The request – The records that follow are to be repeated without alteration.

Entries –
§
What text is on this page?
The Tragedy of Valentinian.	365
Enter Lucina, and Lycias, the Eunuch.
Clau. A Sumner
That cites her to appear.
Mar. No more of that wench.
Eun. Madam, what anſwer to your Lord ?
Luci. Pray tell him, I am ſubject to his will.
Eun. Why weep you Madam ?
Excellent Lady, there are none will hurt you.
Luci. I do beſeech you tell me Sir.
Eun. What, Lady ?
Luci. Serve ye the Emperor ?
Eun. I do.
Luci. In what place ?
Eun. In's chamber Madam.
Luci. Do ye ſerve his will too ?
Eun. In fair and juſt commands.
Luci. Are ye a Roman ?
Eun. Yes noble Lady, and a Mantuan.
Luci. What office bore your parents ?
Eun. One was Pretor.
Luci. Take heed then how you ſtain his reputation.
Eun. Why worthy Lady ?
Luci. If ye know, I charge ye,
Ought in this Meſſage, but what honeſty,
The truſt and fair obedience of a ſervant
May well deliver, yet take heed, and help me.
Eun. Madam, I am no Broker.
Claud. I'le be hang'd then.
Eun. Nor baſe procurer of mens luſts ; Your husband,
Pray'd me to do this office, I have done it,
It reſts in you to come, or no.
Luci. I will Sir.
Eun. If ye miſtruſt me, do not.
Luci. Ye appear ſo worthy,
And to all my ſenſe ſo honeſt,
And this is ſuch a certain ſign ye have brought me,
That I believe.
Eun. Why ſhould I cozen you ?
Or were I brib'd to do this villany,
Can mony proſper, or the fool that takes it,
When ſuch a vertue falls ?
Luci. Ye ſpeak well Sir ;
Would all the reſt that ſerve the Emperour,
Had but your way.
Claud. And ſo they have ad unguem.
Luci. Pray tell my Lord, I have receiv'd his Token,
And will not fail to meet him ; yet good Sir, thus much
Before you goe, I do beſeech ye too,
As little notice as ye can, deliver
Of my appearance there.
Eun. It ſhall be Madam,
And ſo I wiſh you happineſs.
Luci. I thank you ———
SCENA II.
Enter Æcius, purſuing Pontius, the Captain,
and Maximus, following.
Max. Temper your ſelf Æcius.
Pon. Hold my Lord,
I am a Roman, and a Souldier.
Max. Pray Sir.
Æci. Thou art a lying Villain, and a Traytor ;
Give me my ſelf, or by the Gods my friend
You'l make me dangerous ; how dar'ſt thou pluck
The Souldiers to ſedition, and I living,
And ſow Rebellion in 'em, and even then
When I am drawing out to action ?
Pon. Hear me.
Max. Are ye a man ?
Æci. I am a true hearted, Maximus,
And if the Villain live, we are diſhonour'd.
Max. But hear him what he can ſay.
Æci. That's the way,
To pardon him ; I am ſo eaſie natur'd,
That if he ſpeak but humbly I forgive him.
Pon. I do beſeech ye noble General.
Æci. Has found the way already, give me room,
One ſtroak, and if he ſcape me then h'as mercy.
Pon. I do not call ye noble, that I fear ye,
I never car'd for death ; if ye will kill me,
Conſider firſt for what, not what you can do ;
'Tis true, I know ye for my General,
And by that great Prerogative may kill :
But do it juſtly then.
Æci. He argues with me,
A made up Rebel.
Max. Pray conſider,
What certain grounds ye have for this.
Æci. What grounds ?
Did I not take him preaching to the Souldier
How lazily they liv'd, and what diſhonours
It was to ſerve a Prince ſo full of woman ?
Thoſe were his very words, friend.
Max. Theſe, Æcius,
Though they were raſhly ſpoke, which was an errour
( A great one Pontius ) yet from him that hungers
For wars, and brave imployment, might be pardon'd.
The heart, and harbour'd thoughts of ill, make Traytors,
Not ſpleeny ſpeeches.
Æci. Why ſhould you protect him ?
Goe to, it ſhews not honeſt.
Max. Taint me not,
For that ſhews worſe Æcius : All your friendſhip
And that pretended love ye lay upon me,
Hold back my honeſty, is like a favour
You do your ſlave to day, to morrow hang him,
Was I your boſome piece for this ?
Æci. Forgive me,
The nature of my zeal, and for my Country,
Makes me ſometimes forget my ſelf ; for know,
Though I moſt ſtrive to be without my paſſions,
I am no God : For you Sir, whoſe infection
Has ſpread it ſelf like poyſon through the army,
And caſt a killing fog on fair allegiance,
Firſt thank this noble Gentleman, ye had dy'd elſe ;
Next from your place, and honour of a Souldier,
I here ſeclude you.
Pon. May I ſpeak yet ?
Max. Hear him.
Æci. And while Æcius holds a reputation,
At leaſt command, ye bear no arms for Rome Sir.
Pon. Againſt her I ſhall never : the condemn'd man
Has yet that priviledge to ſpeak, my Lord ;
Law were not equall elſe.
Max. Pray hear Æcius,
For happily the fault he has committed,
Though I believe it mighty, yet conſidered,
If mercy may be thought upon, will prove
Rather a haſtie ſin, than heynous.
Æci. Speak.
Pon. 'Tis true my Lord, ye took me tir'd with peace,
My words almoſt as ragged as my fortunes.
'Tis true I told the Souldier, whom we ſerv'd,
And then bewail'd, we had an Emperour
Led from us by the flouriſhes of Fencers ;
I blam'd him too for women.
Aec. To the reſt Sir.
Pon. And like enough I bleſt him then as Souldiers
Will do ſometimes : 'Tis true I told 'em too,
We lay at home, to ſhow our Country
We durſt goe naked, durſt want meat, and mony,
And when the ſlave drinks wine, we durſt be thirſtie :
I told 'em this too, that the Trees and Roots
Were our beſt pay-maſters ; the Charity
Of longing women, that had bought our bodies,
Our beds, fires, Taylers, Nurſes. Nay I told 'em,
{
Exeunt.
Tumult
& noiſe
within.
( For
§
The solution –
What text is on this page?
The Tragedy of Valentinian.	365
Enter Lucina, and Lycias, the Eunuch.
Clau. A Sumner
That cites her to appear.
Mar. No more of that wench.
Eun. Madam, what anſwer to your Lord ?
Luci. Pray tell him, I am ſubject to his will.
Eun. Why weep you Madam ?
Excellent Lady, there are none will hurt you.
Luci. I do beſeech you tell me Sir.
Eun. What, Lady ?
Luci. Serve ye the Emperor ?
Eun. I do.
Luci. In what place ?
Eun. In's chamber Madam.
Luci. Do ye ſerve his will too ?
Eun. In fair and juſt commands.
Luci. Are ye a Roman ?
Eun. Yes noble Lady, and a Mantuan.
Luci. What office bore your parents ?
Eun. One was Pretor.
Luci. Take heed then how you ſtain his reputation.
Eun. Why worthy Lady ?
Luci. If ye know, I charge ye,
Ought in this Meſſage, but what honeſty,
The truſt and fair obedience of a ſervant
May well deliver, yet take heed, and help me.
Eun. Madam, I am no Broker.
Claud. I'le be hang'd then.
Eun. Nor baſe procurer of mens luſts ; Your husband,
Pray'd me to do this office, I have done it,
It reſts in you to come, or no.
Luci. I will Sir.
Eun. If ye miſtruſt me, do not.
Luci. Ye appear ſo worthy,
And to all my ſenſe ſo honeſt,
And this is ſuch a certain ſign ye have brought me,
That I believe.
Eun. Why ſhould I cozen you ?
Or were I brib'd to do this villany,
Can mony proſper, or the fool that takes it,
When ſuch a vertue falls ?
Luci. Ye ſpeak well Sir ;
Would all the reſt that ſerve the Emperour,
Had but your way.
Claud. And ſo they have ad unguem.
Luci. Pray tell my Lord, I have receiv'd his Token,
And will not fail to meet him ; yet good Sir, thus much
Before you goe, I do beſeech ye too,
As little notice as ye can, deliver
Of my appearance there.
Eun. It ſhall be Madam,
And ſo I wiſh you happineſs.
Luci. I thank you ———
SCENA II.
Enter Æcius, purſuing Pontius, the Captain,
and Maximus, following.
Max. Temper your ſelf Æcius.
Pon. Hold my Lord,
I am a Roman, and a Souldier.
Max. Pray Sir.
Æci. Thou art a lying Villain, and a Traytor ;
Give me my ſelf, or by the Gods my friend
You'l make me dangerous ; how dar'ſt thou pluck
The Souldiers to ſedition, and I living,
And ſow Rebellion in 'em, and even then
When I am drawing out to action ?
Pon. Hear me.
Max. Are ye a man ?
Æci. I am a true hearted, Maximus,
And if the Villain live, we are diſhonour'd.
Max. But hear him what he can ſay.
Æci. That's the way,
To pardon him ; I am ſo eaſie natur'd,
That if he ſpeak but humbly I forgive him.
Pon. I do beſeech ye noble General.
Æci. Has found the way already, give me room,
One ſtroak, and if he ſcape me then h'as mercy.
Pon. I do not call ye noble, that I fear ye,
I never car'd for death ; if ye will kill me,
Conſider firſt for what, not what you can do ;
'Tis true, I know ye for my General,
And by that great Prerogative may kill :
But do it juſtly then.
Æci. He argues with me,
A made up Rebel.
Max. Pray conſider,
What certain grounds ye have for this.
Æci. What grounds ?
Did I not take him preaching to the Souldier
How lazily they liv'd, and what diſhonours
It was to ſerve a Prince ſo full of woman ?
Thoſe were his very words, friend.
Max. Theſe, Æcius,
Though they were raſhly ſpoke, which was an errour
( A great one Pontius ) yet from him that hungers
For wars, and brave imployment, might be pardon'd.
The heart, and harbour'd thoughts of ill, make Traytors,
Not ſpleeny ſpeeches.
Æci. Why ſhould you protect him ?
Goe to, it ſhews not honeſt.
Max. Taint me not,
For that ſhews worſe Æcius : All your friendſhip
And that pretended love ye lay upon me,
Hold back my honeſty, is like a favour
You do your ſlave to day, to morrow hang him,
Was I your boſome piece for this ?
Æci. Forgive me,
The nature of my zeal, and for my Country,
Makes me ſometimes forget my ſelf ; for know,
Though I moſt ſtrive to be without my paſſions,
I am no God : For you Sir, whoſe infection
Has ſpread it ſelf like poyſon through the army,
And caſt a killing fog on fair allegiance,
Firſt thank this noble Gentleman, ye had dy'd elſe ;
Next from your place, and honour of a Souldier,
I here ſeclude you.
Pon. May I ſpeak yet ?
Max. Hear him.
Æci. And while Æcius holds a reputation,
At leaſt command, ye bear no arms for Rome Sir.
Pon. Againſt her I ſhall never : the condemn'd man
Has yet that priviledge to ſpeak, my Lord ;
Law were not equall elſe.
Max. Pray hear Æcius,
For happily the fault he has committed,
Though I believe it mighty, yet conſidered,
If mercy may be thought upon, will prove
Rather a haſtie ſin, than heynous.
Æci. Speak.
Pon. 'Tis true my Lord, ye took me tir'd with peace,
My words almoſt as ragged as my fortunes.
'Tis true I told the Souldier, whom we ſerv'd,
And then bewail'd, we had an Emperour
Led from us by the flouriſhes of Fencers ;
I blam'd him too for women.
Aec. To the reſt Sir.
Pon. And like enough I bleſt him then as Souldiers
Will do ſometimes : 'Tis true I told 'em too,
We lay at home, to ſhow our Country
We durſt goe naked, durſt want meat, and mony,
And when the ſlave drinks wine, we durſt be thirſtie :
I told 'em this too, that the Trees and Roots
Were our beſt pay-maſters ; the Charity
Of longing women, that had bought our bodies,
Our beds, fires, Taylers, Nurſes. Nay I told 'em,
{
Exeunt.
Tumult
& noiſe
within.
( For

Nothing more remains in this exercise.